EXERCISE DETAILS: Copy out the whole listing exactly as written, leaving the pictures behind.

Excerpts from a figure dataset:
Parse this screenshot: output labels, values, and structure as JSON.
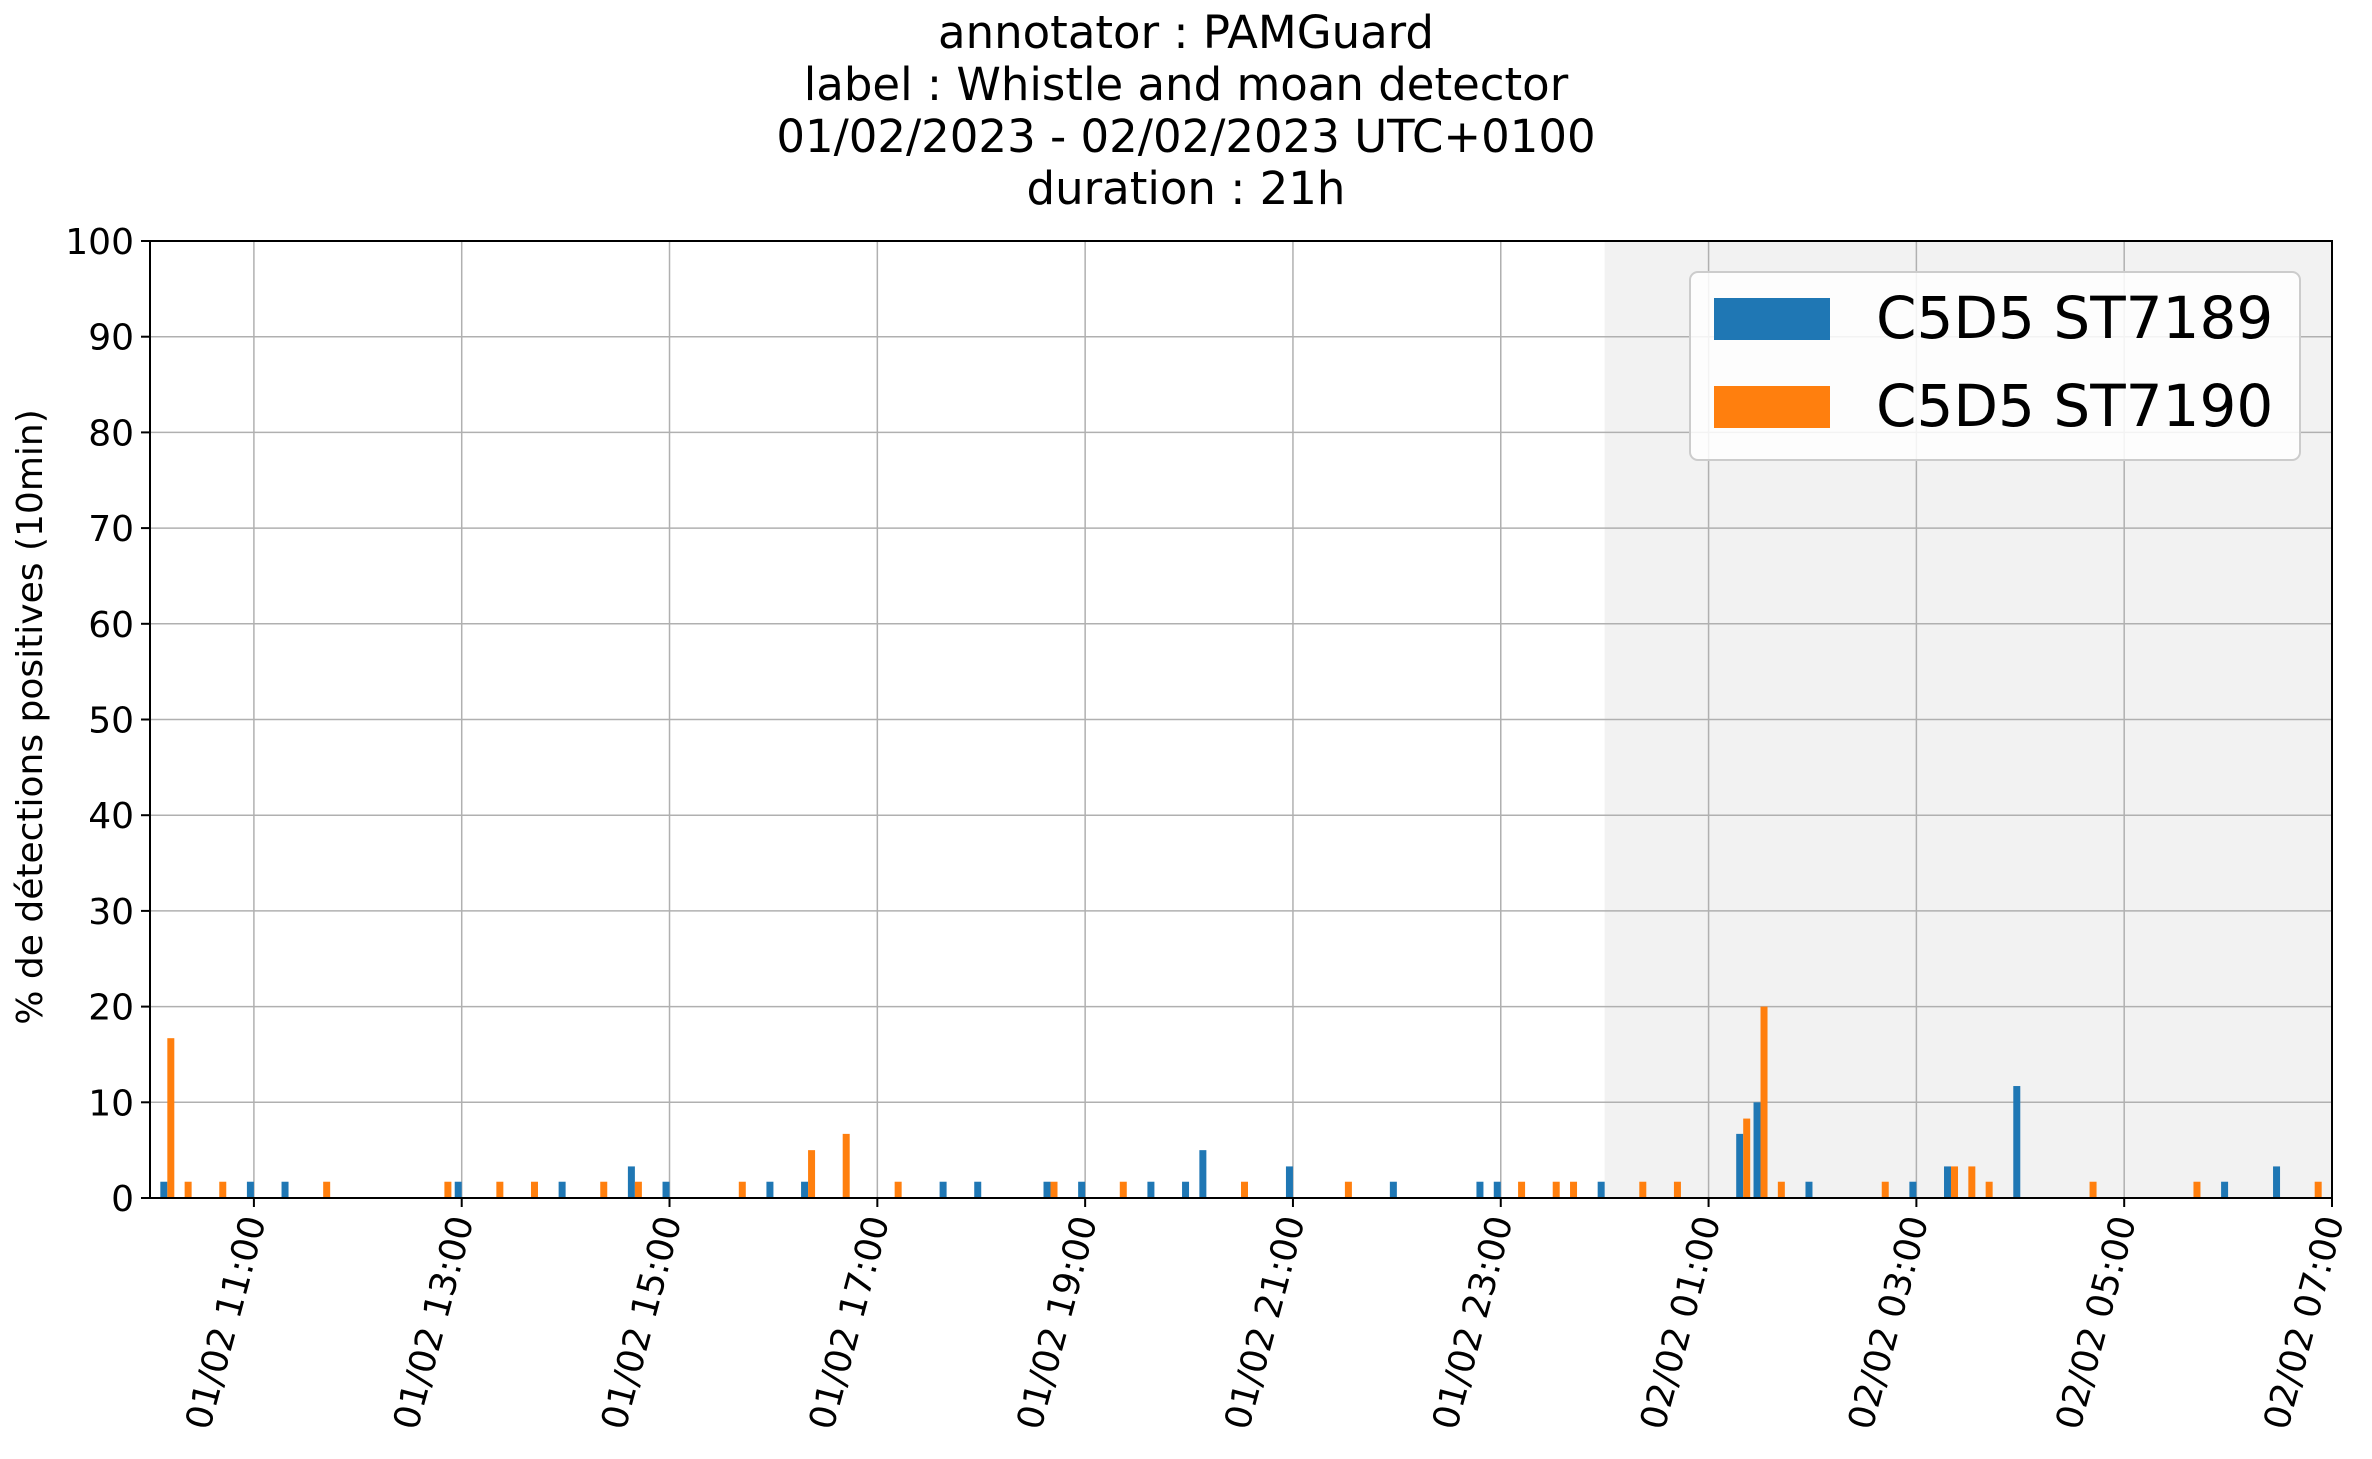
{
  "chart_data": {
    "type": "bar",
    "title_lines": [
      "annotator : PAMGuard",
      "label : Whistle and moan detector",
      "01/02/2023 - 02/02/2023 UTC+0100",
      "duration : 21h"
    ],
    "xlabel": "",
    "ylabel": "% de détections positives (10min)",
    "ylim": [
      0,
      100
    ],
    "yticks": [
      0,
      10,
      20,
      30,
      40,
      50,
      60,
      70,
      80,
      90,
      100
    ],
    "xlim": [
      "2023-02-01 10:00",
      "2023-02-02 07:00"
    ],
    "xticks": [
      {
        "time": "2023-02-01 11:00",
        "label": "01/02 11:00"
      },
      {
        "time": "2023-02-01 13:00",
        "label": "01/02 13:00"
      },
      {
        "time": "2023-02-01 15:00",
        "label": "01/02 15:00"
      },
      {
        "time": "2023-02-01 17:00",
        "label": "01/02 17:00"
      },
      {
        "time": "2023-02-01 19:00",
        "label": "01/02 19:00"
      },
      {
        "time": "2023-02-01 21:00",
        "label": "01/02 21:00"
      },
      {
        "time": "2023-02-01 23:00",
        "label": "01/02 23:00"
      },
      {
        "time": "2023-02-02 01:00",
        "label": "02/02 01:00"
      },
      {
        "time": "2023-02-02 03:00",
        "label": "02/02 03:00"
      },
      {
        "time": "2023-02-02 05:00",
        "label": "02/02 05:00"
      },
      {
        "time": "2023-02-02 07:00",
        "label": "02/02 07:00"
      }
    ],
    "shaded_region": {
      "start": "2023-02-02 00:00",
      "end": "2023-02-02 07:00",
      "color": "#f2f2f2"
    },
    "grid": true,
    "legend_position": "top-right",
    "series": [
      {
        "name": "C5D5 ST7189",
        "color": "#1f77b4",
        "points": [
          {
            "time": "2023-02-01 10:10",
            "value": 1.7
          },
          {
            "time": "2023-02-01 11:00",
            "value": 1.7
          },
          {
            "time": "2023-02-01 11:20",
            "value": 1.7
          },
          {
            "time": "2023-02-01 13:00",
            "value": 1.7
          },
          {
            "time": "2023-02-01 14:00",
            "value": 1.7
          },
          {
            "time": "2023-02-01 14:40",
            "value": 3.3
          },
          {
            "time": "2023-02-01 15:00",
            "value": 1.7
          },
          {
            "time": "2023-02-01 16:00",
            "value": 1.7
          },
          {
            "time": "2023-02-01 16:20",
            "value": 1.7
          },
          {
            "time": "2023-02-01 17:40",
            "value": 1.7
          },
          {
            "time": "2023-02-01 18:00",
            "value": 1.7
          },
          {
            "time": "2023-02-01 18:40",
            "value": 1.7
          },
          {
            "time": "2023-02-01 19:00",
            "value": 1.7
          },
          {
            "time": "2023-02-01 19:40",
            "value": 1.7
          },
          {
            "time": "2023-02-01 20:00",
            "value": 1.7
          },
          {
            "time": "2023-02-01 20:10",
            "value": 5.0
          },
          {
            "time": "2023-02-01 21:00",
            "value": 3.3
          },
          {
            "time": "2023-02-01 22:00",
            "value": 1.7
          },
          {
            "time": "2023-02-01 22:50",
            "value": 1.7
          },
          {
            "time": "2023-02-01 23:00",
            "value": 1.7
          },
          {
            "time": "2023-02-02 00:00",
            "value": 1.7
          },
          {
            "time": "2023-02-02 01:20",
            "value": 6.7
          },
          {
            "time": "2023-02-02 01:30",
            "value": 10.0
          },
          {
            "time": "2023-02-02 02:00",
            "value": 1.7
          },
          {
            "time": "2023-02-02 03:00",
            "value": 1.7
          },
          {
            "time": "2023-02-02 03:20",
            "value": 3.3
          },
          {
            "time": "2023-02-02 04:00",
            "value": 11.7
          },
          {
            "time": "2023-02-02 06:00",
            "value": 1.7
          },
          {
            "time": "2023-02-02 06:30",
            "value": 3.3
          }
        ]
      },
      {
        "name": "C5D5 ST7190",
        "color": "#ff7f0e",
        "points": [
          {
            "time": "2023-02-01 10:10",
            "value": 16.7
          },
          {
            "time": "2023-02-01 10:20",
            "value": 1.7
          },
          {
            "time": "2023-02-01 10:40",
            "value": 1.7
          },
          {
            "time": "2023-02-01 11:40",
            "value": 1.7
          },
          {
            "time": "2023-02-01 12:50",
            "value": 1.7
          },
          {
            "time": "2023-02-01 13:20",
            "value": 1.7
          },
          {
            "time": "2023-02-01 13:40",
            "value": 1.7
          },
          {
            "time": "2023-02-01 14:20",
            "value": 1.7
          },
          {
            "time": "2023-02-01 14:40",
            "value": 1.7
          },
          {
            "time": "2023-02-01 15:40",
            "value": 1.7
          },
          {
            "time": "2023-02-01 16:20",
            "value": 5.0
          },
          {
            "time": "2023-02-01 16:40",
            "value": 6.7
          },
          {
            "time": "2023-02-01 17:10",
            "value": 1.7
          },
          {
            "time": "2023-02-01 18:40",
            "value": 1.7
          },
          {
            "time": "2023-02-01 19:20",
            "value": 1.7
          },
          {
            "time": "2023-02-01 20:30",
            "value": 1.7
          },
          {
            "time": "2023-02-01 21:30",
            "value": 1.7
          },
          {
            "time": "2023-02-01 23:10",
            "value": 1.7
          },
          {
            "time": "2023-02-01 23:30",
            "value": 1.7
          },
          {
            "time": "2023-02-01 23:40",
            "value": 1.7
          },
          {
            "time": "2023-02-02 00:20",
            "value": 1.7
          },
          {
            "time": "2023-02-02 00:40",
            "value": 1.7
          },
          {
            "time": "2023-02-02 01:20",
            "value": 8.3
          },
          {
            "time": "2023-02-02 01:30",
            "value": 20.0
          },
          {
            "time": "2023-02-02 01:40",
            "value": 1.7
          },
          {
            "time": "2023-02-02 02:40",
            "value": 1.7
          },
          {
            "time": "2023-02-02 03:20",
            "value": 3.3
          },
          {
            "time": "2023-02-02 03:30",
            "value": 3.3
          },
          {
            "time": "2023-02-02 03:40",
            "value": 1.7
          },
          {
            "time": "2023-02-02 04:40",
            "value": 1.7
          },
          {
            "time": "2023-02-02 05:40",
            "value": 1.7
          },
          {
            "time": "2023-02-02 06:50",
            "value": 1.7
          }
        ]
      }
    ]
  }
}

RESPONSE BELOW:
Parse this screenshot: output labels, values, and structure as JSON.
{
  "chart_data": {
    "type": "bar",
    "title_lines": [
      "annotator : PAMGuard",
      "label : Whistle and moan detector",
      "01/02/2023 - 02/02/2023 UTC+0100",
      "duration : 21h"
    ],
    "xlabel": "",
    "ylabel": "% de détections positives (10min)",
    "ylim": [
      0,
      100
    ],
    "yticks": [
      0,
      10,
      20,
      30,
      40,
      50,
      60,
      70,
      80,
      90,
      100
    ],
    "xlim": [
      "2023-02-01 10:00",
      "2023-02-02 07:00"
    ],
    "xticks": [
      {
        "time": "2023-02-01 11:00",
        "label": "01/02 11:00"
      },
      {
        "time": "2023-02-01 13:00",
        "label": "01/02 13:00"
      },
      {
        "time": "2023-02-01 15:00",
        "label": "01/02 15:00"
      },
      {
        "time": "2023-02-01 17:00",
        "label": "01/02 17:00"
      },
      {
        "time": "2023-02-01 19:00",
        "label": "01/02 19:00"
      },
      {
        "time": "2023-02-01 21:00",
        "label": "01/02 21:00"
      },
      {
        "time": "2023-02-01 23:00",
        "label": "01/02 23:00"
      },
      {
        "time": "2023-02-02 01:00",
        "label": "02/02 01:00"
      },
      {
        "time": "2023-02-02 03:00",
        "label": "02/02 03:00"
      },
      {
        "time": "2023-02-02 05:00",
        "label": "02/02 05:00"
      },
      {
        "time": "2023-02-02 07:00",
        "label": "02/02 07:00"
      }
    ],
    "shaded_region": {
      "start": "2023-02-02 00:00",
      "end": "2023-02-02 07:00",
      "color": "#f2f2f2"
    },
    "grid": true,
    "legend_position": "top-right",
    "series": [
      {
        "name": "C5D5 ST7189",
        "color": "#1f77b4",
        "points": [
          {
            "time": "2023-02-01 10:10",
            "value": 1.7
          },
          {
            "time": "2023-02-01 11:00",
            "value": 1.7
          },
          {
            "time": "2023-02-01 11:20",
            "value": 1.7
          },
          {
            "time": "2023-02-01 13:00",
            "value": 1.7
          },
          {
            "time": "2023-02-01 14:00",
            "value": 1.7
          },
          {
            "time": "2023-02-01 14:40",
            "value": 3.3
          },
          {
            "time": "2023-02-01 15:00",
            "value": 1.7
          },
          {
            "time": "2023-02-01 16:00",
            "value": 1.7
          },
          {
            "time": "2023-02-01 16:20",
            "value": 1.7
          },
          {
            "time": "2023-02-01 17:40",
            "value": 1.7
          },
          {
            "time": "2023-02-01 18:00",
            "value": 1.7
          },
          {
            "time": "2023-02-01 18:40",
            "value": 1.7
          },
          {
            "time": "2023-02-01 19:00",
            "value": 1.7
          },
          {
            "time": "2023-02-01 19:40",
            "value": 1.7
          },
          {
            "time": "2023-02-01 20:00",
            "value": 1.7
          },
          {
            "time": "2023-02-01 20:10",
            "value": 5.0
          },
          {
            "time": "2023-02-01 21:00",
            "value": 3.3
          },
          {
            "time": "2023-02-01 22:00",
            "value": 1.7
          },
          {
            "time": "2023-02-01 22:50",
            "value": 1.7
          },
          {
            "time": "2023-02-01 23:00",
            "value": 1.7
          },
          {
            "time": "2023-02-02 00:00",
            "value": 1.7
          },
          {
            "time": "2023-02-02 01:20",
            "value": 6.7
          },
          {
            "time": "2023-02-02 01:30",
            "value": 10.0
          },
          {
            "time": "2023-02-02 02:00",
            "value": 1.7
          },
          {
            "time": "2023-02-02 03:00",
            "value": 1.7
          },
          {
            "time": "2023-02-02 03:20",
            "value": 3.3
          },
          {
            "time": "2023-02-02 04:00",
            "value": 11.7
          },
          {
            "time": "2023-02-02 06:00",
            "value": 1.7
          },
          {
            "time": "2023-02-02 06:30",
            "value": 3.3
          }
        ]
      },
      {
        "name": "C5D5 ST7190",
        "color": "#ff7f0e",
        "points": [
          {
            "time": "2023-02-01 10:10",
            "value": 16.7
          },
          {
            "time": "2023-02-01 10:20",
            "value": 1.7
          },
          {
            "time": "2023-02-01 10:40",
            "value": 1.7
          },
          {
            "time": "2023-02-01 11:40",
            "value": 1.7
          },
          {
            "time": "2023-02-01 12:50",
            "value": 1.7
          },
          {
            "time": "2023-02-01 13:20",
            "value": 1.7
          },
          {
            "time": "2023-02-01 13:40",
            "value": 1.7
          },
          {
            "time": "2023-02-01 14:20",
            "value": 1.7
          },
          {
            "time": "2023-02-01 14:40",
            "value": 1.7
          },
          {
            "time": "2023-02-01 15:40",
            "value": 1.7
          },
          {
            "time": "2023-02-01 16:20",
            "value": 5.0
          },
          {
            "time": "2023-02-01 16:40",
            "value": 6.7
          },
          {
            "time": "2023-02-01 17:10",
            "value": 1.7
          },
          {
            "time": "2023-02-01 18:40",
            "value": 1.7
          },
          {
            "time": "2023-02-01 19:20",
            "value": 1.7
          },
          {
            "time": "2023-02-01 20:30",
            "value": 1.7
          },
          {
            "time": "2023-02-01 21:30",
            "value": 1.7
          },
          {
            "time": "2023-02-01 23:10",
            "value": 1.7
          },
          {
            "time": "2023-02-01 23:30",
            "value": 1.7
          },
          {
            "time": "2023-02-01 23:40",
            "value": 1.7
          },
          {
            "time": "2023-02-02 00:20",
            "value": 1.7
          },
          {
            "time": "2023-02-02 00:40",
            "value": 1.7
          },
          {
            "time": "2023-02-02 01:20",
            "value": 8.3
          },
          {
            "time": "2023-02-02 01:30",
            "value": 20.0
          },
          {
            "time": "2023-02-02 01:40",
            "value": 1.7
          },
          {
            "time": "2023-02-02 02:40",
            "value": 1.7
          },
          {
            "time": "2023-02-02 03:20",
            "value": 3.3
          },
          {
            "time": "2023-02-02 03:30",
            "value": 3.3
          },
          {
            "time": "2023-02-02 03:40",
            "value": 1.7
          },
          {
            "time": "2023-02-02 04:40",
            "value": 1.7
          },
          {
            "time": "2023-02-02 05:40",
            "value": 1.7
          },
          {
            "time": "2023-02-02 06:50",
            "value": 1.7
          }
        ]
      }
    ]
  }
}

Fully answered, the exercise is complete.